■ **Your goal**: Note each line in the data below that holds "cleaning", and copy it.
*** Opening of Study material ***
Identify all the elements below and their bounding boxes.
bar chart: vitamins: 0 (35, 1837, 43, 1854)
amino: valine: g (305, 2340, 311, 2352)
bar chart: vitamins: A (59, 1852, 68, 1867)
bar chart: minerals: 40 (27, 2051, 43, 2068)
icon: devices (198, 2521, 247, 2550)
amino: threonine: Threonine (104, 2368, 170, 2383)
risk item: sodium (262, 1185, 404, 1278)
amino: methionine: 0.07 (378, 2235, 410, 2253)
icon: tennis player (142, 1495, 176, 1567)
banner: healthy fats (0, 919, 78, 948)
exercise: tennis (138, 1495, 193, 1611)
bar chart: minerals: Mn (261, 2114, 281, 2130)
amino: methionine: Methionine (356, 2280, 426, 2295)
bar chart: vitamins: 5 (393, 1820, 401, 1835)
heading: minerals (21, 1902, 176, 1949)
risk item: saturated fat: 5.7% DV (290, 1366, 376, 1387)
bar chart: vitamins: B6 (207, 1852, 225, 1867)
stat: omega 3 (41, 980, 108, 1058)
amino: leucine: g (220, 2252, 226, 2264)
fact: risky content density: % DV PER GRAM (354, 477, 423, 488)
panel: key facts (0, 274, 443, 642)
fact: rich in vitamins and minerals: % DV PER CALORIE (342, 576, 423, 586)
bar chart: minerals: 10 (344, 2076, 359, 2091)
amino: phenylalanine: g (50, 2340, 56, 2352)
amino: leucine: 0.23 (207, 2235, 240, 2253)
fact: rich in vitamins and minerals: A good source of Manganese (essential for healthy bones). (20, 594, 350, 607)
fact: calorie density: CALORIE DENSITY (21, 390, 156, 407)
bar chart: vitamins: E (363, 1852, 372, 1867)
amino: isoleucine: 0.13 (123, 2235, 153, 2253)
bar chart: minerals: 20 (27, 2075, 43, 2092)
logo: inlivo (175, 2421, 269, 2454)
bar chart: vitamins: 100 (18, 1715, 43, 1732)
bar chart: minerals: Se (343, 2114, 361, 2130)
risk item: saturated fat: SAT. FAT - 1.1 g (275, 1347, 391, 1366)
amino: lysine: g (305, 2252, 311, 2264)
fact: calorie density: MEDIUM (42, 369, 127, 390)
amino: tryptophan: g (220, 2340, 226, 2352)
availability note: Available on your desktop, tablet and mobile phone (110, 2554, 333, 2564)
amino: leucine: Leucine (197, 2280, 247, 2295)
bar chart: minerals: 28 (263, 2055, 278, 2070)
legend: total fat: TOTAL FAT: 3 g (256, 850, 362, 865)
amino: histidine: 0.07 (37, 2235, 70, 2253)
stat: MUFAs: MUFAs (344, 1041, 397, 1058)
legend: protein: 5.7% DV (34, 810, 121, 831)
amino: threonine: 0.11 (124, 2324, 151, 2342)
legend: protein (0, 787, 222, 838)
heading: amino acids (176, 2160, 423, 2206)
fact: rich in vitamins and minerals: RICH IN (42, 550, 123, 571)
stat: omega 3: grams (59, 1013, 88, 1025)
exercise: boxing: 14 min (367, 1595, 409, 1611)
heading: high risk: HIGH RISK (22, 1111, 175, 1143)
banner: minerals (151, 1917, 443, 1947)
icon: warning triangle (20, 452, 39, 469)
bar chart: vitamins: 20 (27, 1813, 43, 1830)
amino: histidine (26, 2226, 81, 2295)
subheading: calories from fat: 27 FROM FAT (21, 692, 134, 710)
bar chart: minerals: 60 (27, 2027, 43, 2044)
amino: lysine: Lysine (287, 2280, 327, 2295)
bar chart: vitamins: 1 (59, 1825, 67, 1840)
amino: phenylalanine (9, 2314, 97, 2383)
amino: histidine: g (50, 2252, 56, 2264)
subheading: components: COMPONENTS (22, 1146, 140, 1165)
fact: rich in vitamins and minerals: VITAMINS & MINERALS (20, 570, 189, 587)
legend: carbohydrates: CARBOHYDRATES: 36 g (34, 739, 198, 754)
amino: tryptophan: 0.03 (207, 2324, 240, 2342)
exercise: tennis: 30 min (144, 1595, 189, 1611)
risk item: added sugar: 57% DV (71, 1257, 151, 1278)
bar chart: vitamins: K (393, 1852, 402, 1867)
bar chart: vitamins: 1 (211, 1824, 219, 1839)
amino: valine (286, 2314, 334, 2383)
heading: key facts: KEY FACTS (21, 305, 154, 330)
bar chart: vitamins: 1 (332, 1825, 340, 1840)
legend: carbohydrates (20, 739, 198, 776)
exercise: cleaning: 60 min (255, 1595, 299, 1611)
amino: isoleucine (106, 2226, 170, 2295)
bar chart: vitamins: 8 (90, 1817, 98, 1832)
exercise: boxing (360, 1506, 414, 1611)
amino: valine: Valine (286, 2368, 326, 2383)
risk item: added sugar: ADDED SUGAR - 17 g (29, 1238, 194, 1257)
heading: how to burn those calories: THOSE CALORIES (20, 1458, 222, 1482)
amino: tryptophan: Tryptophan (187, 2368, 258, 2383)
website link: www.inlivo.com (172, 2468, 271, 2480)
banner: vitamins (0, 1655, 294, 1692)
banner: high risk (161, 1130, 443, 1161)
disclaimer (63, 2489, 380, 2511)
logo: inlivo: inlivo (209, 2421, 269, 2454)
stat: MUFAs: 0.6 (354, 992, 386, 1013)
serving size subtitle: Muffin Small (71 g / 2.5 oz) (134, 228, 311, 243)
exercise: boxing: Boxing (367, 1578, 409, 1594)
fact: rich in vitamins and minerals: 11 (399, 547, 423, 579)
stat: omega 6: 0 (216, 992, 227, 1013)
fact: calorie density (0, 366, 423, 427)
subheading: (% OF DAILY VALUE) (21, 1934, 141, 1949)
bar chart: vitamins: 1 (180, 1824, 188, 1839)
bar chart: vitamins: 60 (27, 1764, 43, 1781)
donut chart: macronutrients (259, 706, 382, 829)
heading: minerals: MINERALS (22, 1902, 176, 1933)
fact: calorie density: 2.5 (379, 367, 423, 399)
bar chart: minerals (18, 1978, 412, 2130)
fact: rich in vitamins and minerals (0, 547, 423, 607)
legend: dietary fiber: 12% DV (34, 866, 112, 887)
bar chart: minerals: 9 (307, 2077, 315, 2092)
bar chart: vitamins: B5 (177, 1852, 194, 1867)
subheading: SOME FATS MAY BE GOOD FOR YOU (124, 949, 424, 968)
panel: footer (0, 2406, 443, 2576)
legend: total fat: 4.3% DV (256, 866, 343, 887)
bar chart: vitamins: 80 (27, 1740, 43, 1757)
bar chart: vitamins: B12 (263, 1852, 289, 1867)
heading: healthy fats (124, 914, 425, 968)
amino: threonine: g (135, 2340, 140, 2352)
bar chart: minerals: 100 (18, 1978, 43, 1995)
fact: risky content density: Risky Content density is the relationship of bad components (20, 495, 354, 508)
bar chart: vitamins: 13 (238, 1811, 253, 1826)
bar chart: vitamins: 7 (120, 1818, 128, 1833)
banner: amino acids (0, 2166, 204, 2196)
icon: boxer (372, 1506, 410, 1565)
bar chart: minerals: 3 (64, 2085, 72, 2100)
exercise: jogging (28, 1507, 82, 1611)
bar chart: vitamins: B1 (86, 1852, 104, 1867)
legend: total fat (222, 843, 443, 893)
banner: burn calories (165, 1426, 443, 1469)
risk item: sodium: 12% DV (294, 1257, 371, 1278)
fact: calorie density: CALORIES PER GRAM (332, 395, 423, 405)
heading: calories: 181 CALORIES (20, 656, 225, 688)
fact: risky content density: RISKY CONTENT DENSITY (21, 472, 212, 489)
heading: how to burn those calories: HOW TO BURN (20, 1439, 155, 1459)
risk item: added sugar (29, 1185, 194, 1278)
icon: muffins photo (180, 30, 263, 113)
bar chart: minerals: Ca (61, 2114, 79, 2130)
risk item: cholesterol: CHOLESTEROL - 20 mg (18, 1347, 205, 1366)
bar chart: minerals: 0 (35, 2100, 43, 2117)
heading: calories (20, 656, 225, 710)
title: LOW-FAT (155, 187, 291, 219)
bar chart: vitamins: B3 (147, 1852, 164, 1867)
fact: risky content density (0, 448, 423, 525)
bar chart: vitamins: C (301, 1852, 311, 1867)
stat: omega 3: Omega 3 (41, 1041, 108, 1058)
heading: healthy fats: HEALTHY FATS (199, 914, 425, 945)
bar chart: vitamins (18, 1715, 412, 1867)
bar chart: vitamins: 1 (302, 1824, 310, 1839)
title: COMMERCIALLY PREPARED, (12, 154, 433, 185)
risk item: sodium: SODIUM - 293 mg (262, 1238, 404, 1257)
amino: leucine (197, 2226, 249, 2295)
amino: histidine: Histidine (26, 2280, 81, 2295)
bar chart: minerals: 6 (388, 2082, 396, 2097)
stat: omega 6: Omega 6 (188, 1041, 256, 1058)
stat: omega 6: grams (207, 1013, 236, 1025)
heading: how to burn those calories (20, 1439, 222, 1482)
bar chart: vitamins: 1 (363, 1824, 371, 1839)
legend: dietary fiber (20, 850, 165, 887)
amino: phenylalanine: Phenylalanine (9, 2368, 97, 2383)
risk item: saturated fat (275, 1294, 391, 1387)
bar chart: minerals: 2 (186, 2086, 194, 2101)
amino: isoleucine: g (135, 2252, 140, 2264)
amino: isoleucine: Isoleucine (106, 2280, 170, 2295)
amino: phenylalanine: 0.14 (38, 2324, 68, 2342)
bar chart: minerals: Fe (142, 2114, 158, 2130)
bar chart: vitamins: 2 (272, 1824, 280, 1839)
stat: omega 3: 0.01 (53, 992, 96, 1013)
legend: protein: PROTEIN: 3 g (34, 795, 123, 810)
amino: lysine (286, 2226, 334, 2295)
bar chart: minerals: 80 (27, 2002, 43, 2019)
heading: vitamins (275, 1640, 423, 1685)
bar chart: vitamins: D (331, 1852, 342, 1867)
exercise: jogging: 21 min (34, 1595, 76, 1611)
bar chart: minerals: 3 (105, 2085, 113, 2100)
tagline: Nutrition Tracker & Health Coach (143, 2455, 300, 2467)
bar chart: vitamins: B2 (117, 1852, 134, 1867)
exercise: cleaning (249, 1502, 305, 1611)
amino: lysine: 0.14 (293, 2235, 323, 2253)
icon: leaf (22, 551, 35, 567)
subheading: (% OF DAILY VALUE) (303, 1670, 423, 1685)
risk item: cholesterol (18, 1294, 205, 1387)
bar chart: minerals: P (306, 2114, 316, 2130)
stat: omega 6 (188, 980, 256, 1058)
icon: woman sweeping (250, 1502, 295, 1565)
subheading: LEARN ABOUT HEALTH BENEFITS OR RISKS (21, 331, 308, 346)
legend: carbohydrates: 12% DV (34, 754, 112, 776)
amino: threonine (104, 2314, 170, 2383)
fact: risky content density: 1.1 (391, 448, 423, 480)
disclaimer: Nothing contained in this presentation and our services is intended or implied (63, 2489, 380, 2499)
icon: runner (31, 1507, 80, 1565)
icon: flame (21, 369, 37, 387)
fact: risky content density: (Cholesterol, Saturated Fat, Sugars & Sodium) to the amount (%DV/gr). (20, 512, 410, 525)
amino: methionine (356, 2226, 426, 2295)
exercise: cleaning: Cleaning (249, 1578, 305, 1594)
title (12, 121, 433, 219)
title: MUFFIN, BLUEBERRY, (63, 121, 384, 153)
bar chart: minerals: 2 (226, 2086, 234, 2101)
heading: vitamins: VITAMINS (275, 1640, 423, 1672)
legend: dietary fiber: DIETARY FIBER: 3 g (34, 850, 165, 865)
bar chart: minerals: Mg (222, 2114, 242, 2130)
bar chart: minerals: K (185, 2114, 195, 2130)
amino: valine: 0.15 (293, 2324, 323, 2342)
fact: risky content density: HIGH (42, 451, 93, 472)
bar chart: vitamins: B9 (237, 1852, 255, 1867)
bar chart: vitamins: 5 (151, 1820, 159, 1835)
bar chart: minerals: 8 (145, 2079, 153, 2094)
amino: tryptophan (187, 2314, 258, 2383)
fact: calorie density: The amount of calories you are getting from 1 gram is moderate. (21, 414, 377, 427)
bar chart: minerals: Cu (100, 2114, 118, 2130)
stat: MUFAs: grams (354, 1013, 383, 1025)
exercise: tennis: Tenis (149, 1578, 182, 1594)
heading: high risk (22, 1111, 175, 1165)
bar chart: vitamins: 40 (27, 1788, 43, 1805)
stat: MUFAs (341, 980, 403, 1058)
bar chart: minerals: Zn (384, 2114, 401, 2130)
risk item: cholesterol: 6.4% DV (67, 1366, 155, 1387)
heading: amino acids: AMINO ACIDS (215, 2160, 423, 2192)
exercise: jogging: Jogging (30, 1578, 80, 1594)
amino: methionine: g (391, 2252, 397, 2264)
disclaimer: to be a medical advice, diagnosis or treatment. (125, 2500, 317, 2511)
*** Close of Study material ***
■ **Written response**:
exercise: cleaning: 60 min (255, 1595, 299, 1611)
exercise: cleaning (249, 1502, 305, 1611)
exercise: cleaning: Cleaning (249, 1578, 305, 1594)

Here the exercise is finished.